+++ EXERCISE DATA

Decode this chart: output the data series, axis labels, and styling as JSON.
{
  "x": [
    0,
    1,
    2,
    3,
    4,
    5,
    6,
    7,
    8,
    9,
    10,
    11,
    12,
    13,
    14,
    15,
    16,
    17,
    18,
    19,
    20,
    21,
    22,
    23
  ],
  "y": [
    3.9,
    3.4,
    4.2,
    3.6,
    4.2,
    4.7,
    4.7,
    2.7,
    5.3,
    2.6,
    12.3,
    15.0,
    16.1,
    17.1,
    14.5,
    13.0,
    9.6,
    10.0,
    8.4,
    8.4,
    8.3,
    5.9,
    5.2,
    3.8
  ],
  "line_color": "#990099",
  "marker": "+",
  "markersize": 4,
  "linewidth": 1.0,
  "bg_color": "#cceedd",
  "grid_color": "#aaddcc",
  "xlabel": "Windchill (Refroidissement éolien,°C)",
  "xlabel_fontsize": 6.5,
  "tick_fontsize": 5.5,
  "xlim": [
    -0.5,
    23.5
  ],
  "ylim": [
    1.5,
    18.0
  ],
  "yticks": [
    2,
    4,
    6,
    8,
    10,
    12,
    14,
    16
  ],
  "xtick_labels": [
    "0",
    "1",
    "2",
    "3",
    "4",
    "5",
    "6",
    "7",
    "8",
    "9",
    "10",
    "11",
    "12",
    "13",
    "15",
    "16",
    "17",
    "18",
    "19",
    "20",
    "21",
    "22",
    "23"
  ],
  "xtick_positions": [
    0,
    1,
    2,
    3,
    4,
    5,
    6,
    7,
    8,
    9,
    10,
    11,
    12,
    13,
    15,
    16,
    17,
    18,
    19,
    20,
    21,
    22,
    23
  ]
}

++++++

▶ _YOUR OBJECTIVE_
Would you reproduce the material above in full, exactly as given?

▶ _RESULT OF THE TASK_
Decode this chart: output the data series, axis labels, and styling as JSON.
{
  "x": [
    0,
    1,
    2,
    3,
    4,
    5,
    6,
    7,
    8,
    9,
    10,
    11,
    12,
    13,
    14,
    15,
    16,
    17,
    18,
    19,
    20,
    21,
    22,
    23
  ],
  "y": [
    3.9,
    3.4,
    4.2,
    3.6,
    4.2,
    4.7,
    4.7,
    2.7,
    5.3,
    2.6,
    12.3,
    15.0,
    16.1,
    17.1,
    14.5,
    13.0,
    9.6,
    10.0,
    8.4,
    8.4,
    8.3,
    5.9,
    5.2,
    3.8
  ],
  "line_color": "#990099",
  "marker": "+",
  "markersize": 4,
  "linewidth": 1.0,
  "bg_color": "#cceedd",
  "grid_color": "#aaddcc",
  "xlabel": "Windchill (Refroidissement éolien,°C)",
  "xlabel_fontsize": 6.5,
  "tick_fontsize": 5.5,
  "xlim": [
    -0.5,
    23.5
  ],
  "ylim": [
    1.5,
    18.0
  ],
  "yticks": [
    2,
    4,
    6,
    8,
    10,
    12,
    14,
    16
  ],
  "xtick_labels": [
    "0",
    "1",
    "2",
    "3",
    "4",
    "5",
    "6",
    "7",
    "8",
    "9",
    "10",
    "11",
    "12",
    "13",
    "15",
    "16",
    "17",
    "18",
    "19",
    "20",
    "21",
    "22",
    "23"
  ],
  "xtick_positions": [
    0,
    1,
    2,
    3,
    4,
    5,
    6,
    7,
    8,
    9,
    10,
    11,
    12,
    13,
    15,
    16,
    17,
    18,
    19,
    20,
    21,
    22,
    23
  ]
}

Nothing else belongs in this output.